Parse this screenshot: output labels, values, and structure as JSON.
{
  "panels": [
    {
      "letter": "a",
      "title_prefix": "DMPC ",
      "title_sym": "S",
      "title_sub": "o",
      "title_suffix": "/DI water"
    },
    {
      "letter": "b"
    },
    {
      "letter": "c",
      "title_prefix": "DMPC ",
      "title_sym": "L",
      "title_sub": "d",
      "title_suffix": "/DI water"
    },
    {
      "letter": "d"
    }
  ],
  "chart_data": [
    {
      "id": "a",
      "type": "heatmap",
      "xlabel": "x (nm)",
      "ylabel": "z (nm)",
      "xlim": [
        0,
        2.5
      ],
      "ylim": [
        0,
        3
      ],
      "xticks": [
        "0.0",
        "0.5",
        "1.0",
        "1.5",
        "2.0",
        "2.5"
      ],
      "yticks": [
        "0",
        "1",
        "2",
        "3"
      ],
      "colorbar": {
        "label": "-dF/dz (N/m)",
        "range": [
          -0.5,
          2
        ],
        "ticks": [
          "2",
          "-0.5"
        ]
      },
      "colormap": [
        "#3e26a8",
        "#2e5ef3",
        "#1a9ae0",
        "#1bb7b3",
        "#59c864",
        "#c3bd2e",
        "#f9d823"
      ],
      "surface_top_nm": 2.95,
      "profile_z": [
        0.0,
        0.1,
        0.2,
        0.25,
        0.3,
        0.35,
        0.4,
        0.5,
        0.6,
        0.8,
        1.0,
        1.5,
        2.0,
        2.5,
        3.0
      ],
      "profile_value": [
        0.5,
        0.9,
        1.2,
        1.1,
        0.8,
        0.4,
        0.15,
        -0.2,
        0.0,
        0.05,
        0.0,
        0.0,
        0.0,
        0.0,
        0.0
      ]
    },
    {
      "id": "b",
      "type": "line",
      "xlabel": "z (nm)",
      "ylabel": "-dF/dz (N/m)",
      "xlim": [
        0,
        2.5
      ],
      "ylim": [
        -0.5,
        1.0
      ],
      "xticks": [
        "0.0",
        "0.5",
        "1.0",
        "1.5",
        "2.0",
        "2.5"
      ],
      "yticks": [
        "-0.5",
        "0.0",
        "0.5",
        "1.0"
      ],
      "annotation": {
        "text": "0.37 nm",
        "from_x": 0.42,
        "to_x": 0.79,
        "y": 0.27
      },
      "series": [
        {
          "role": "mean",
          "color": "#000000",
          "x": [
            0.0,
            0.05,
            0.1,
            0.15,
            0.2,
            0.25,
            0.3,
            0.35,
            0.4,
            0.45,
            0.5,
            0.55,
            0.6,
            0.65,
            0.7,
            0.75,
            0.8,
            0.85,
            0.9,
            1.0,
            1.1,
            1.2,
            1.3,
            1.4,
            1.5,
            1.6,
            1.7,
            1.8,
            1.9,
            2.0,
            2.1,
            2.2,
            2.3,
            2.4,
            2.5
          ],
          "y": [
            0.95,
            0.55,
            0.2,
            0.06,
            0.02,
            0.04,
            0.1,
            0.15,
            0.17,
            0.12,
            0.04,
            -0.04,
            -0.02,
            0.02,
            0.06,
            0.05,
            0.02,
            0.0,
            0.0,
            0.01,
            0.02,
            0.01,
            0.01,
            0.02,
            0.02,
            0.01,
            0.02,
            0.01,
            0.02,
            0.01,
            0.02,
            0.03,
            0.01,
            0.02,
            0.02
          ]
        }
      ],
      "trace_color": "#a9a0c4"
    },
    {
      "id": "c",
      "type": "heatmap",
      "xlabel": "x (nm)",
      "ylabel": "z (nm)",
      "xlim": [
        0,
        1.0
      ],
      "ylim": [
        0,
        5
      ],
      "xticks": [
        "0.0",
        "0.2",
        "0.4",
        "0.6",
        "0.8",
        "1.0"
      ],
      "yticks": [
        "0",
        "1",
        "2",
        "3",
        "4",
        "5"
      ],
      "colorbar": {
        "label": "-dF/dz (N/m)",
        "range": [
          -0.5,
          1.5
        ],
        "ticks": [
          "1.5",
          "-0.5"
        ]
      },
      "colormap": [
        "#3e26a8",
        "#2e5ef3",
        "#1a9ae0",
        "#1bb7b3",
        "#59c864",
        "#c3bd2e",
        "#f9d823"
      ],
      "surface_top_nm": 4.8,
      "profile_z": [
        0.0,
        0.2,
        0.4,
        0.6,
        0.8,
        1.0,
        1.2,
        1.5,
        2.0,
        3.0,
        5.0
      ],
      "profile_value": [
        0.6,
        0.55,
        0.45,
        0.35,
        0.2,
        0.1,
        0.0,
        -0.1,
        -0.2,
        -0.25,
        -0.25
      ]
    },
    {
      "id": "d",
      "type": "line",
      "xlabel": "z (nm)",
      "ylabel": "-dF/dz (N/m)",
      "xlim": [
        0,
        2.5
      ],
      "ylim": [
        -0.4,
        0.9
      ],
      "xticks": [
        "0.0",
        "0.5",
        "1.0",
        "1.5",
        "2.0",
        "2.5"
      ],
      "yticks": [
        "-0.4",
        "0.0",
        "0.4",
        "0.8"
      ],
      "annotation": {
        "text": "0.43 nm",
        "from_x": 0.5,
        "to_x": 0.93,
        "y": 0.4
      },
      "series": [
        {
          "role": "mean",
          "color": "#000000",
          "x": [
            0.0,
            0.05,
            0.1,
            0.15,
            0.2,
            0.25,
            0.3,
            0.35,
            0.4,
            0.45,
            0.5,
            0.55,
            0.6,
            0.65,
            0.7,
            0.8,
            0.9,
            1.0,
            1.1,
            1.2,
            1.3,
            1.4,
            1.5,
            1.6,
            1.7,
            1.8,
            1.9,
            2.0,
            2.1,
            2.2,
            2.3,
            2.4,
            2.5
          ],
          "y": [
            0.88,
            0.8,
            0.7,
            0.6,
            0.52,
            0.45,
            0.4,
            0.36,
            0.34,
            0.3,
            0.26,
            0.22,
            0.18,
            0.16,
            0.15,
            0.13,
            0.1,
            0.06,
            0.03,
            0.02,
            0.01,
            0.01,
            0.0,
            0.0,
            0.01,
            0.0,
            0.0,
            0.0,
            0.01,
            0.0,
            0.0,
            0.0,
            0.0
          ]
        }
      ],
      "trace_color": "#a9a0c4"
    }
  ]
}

### Instruction
Output an exact copy of each record.

### Exercise solution
Parse this screenshot: output labels, values, and structure as JSON.
{
  "panels": [
    {
      "letter": "a",
      "title_prefix": "DMPC ",
      "title_sym": "S",
      "title_sub": "o",
      "title_suffix": "/DI water"
    },
    {
      "letter": "b"
    },
    {
      "letter": "c",
      "title_prefix": "DMPC ",
      "title_sym": "L",
      "title_sub": "d",
      "title_suffix": "/DI water"
    },
    {
      "letter": "d"
    }
  ],
  "chart_data": [
    {
      "id": "a",
      "type": "heatmap",
      "xlabel": "x (nm)",
      "ylabel": "z (nm)",
      "xlim": [
        0,
        2.5
      ],
      "ylim": [
        0,
        3
      ],
      "xticks": [
        "0.0",
        "0.5",
        "1.0",
        "1.5",
        "2.0",
        "2.5"
      ],
      "yticks": [
        "0",
        "1",
        "2",
        "3"
      ],
      "colorbar": {
        "label": "-dF/dz (N/m)",
        "range": [
          -0.5,
          2
        ],
        "ticks": [
          "2",
          "-0.5"
        ]
      },
      "colormap": [
        "#3e26a8",
        "#2e5ef3",
        "#1a9ae0",
        "#1bb7b3",
        "#59c864",
        "#c3bd2e",
        "#f9d823"
      ],
      "surface_top_nm": 2.95,
      "profile_z": [
        0.0,
        0.1,
        0.2,
        0.25,
        0.3,
        0.35,
        0.4,
        0.5,
        0.6,
        0.8,
        1.0,
        1.5,
        2.0,
        2.5,
        3.0
      ],
      "profile_value": [
        0.5,
        0.9,
        1.2,
        1.1,
        0.8,
        0.4,
        0.15,
        -0.2,
        0.0,
        0.05,
        0.0,
        0.0,
        0.0,
        0.0,
        0.0
      ]
    },
    {
      "id": "b",
      "type": "line",
      "xlabel": "z (nm)",
      "ylabel": "-dF/dz (N/m)",
      "xlim": [
        0,
        2.5
      ],
      "ylim": [
        -0.5,
        1.0
      ],
      "xticks": [
        "0.0",
        "0.5",
        "1.0",
        "1.5",
        "2.0",
        "2.5"
      ],
      "yticks": [
        "-0.5",
        "0.0",
        "0.5",
        "1.0"
      ],
      "annotation": {
        "text": "0.37 nm",
        "from_x": 0.42,
        "to_x": 0.79,
        "y": 0.27
      },
      "series": [
        {
          "role": "mean",
          "color": "#000000",
          "x": [
            0.0,
            0.05,
            0.1,
            0.15,
            0.2,
            0.25,
            0.3,
            0.35,
            0.4,
            0.45,
            0.5,
            0.55,
            0.6,
            0.65,
            0.7,
            0.75,
            0.8,
            0.85,
            0.9,
            1.0,
            1.1,
            1.2,
            1.3,
            1.4,
            1.5,
            1.6,
            1.7,
            1.8,
            1.9,
            2.0,
            2.1,
            2.2,
            2.3,
            2.4,
            2.5
          ],
          "y": [
            0.95,
            0.55,
            0.2,
            0.06,
            0.02,
            0.04,
            0.1,
            0.15,
            0.17,
            0.12,
            0.04,
            -0.04,
            -0.02,
            0.02,
            0.06,
            0.05,
            0.02,
            0.0,
            0.0,
            0.01,
            0.02,
            0.01,
            0.01,
            0.02,
            0.02,
            0.01,
            0.02,
            0.01,
            0.02,
            0.01,
            0.02,
            0.03,
            0.01,
            0.02,
            0.02
          ]
        }
      ],
      "trace_color": "#a9a0c4"
    },
    {
      "id": "c",
      "type": "heatmap",
      "xlabel": "x (nm)",
      "ylabel": "z (nm)",
      "xlim": [
        0,
        1.0
      ],
      "ylim": [
        0,
        5
      ],
      "xticks": [
        "0.0",
        "0.2",
        "0.4",
        "0.6",
        "0.8",
        "1.0"
      ],
      "yticks": [
        "0",
        "1",
        "2",
        "3",
        "4",
        "5"
      ],
      "colorbar": {
        "label": "-dF/dz (N/m)",
        "range": [
          -0.5,
          1.5
        ],
        "ticks": [
          "1.5",
          "-0.5"
        ]
      },
      "colormap": [
        "#3e26a8",
        "#2e5ef3",
        "#1a9ae0",
        "#1bb7b3",
        "#59c864",
        "#c3bd2e",
        "#f9d823"
      ],
      "surface_top_nm": 4.8,
      "profile_z": [
        0.0,
        0.2,
        0.4,
        0.6,
        0.8,
        1.0,
        1.2,
        1.5,
        2.0,
        3.0,
        5.0
      ],
      "profile_value": [
        0.6,
        0.55,
        0.45,
        0.35,
        0.2,
        0.1,
        0.0,
        -0.1,
        -0.2,
        -0.25,
        -0.25
      ]
    },
    {
      "id": "d",
      "type": "line",
      "xlabel": "z (nm)",
      "ylabel": "-dF/dz (N/m)",
      "xlim": [
        0,
        2.5
      ],
      "ylim": [
        -0.4,
        0.9
      ],
      "xticks": [
        "0.0",
        "0.5",
        "1.0",
        "1.5",
        "2.0",
        "2.5"
      ],
      "yticks": [
        "-0.4",
        "0.0",
        "0.4",
        "0.8"
      ],
      "annotation": {
        "text": "0.43 nm",
        "from_x": 0.5,
        "to_x": 0.93,
        "y": 0.4
      },
      "series": [
        {
          "role": "mean",
          "color": "#000000",
          "x": [
            0.0,
            0.05,
            0.1,
            0.15,
            0.2,
            0.25,
            0.3,
            0.35,
            0.4,
            0.45,
            0.5,
            0.55,
            0.6,
            0.65,
            0.7,
            0.8,
            0.9,
            1.0,
            1.1,
            1.2,
            1.3,
            1.4,
            1.5,
            1.6,
            1.7,
            1.8,
            1.9,
            2.0,
            2.1,
            2.2,
            2.3,
            2.4,
            2.5
          ],
          "y": [
            0.88,
            0.8,
            0.7,
            0.6,
            0.52,
            0.45,
            0.4,
            0.36,
            0.34,
            0.3,
            0.26,
            0.22,
            0.18,
            0.16,
            0.15,
            0.13,
            0.1,
            0.06,
            0.03,
            0.02,
            0.01,
            0.01,
            0.0,
            0.0,
            0.01,
            0.0,
            0.0,
            0.0,
            0.01,
            0.0,
            0.0,
            0.0,
            0.0
          ]
        }
      ],
      "trace_color": "#a9a0c4"
    }
  ]
}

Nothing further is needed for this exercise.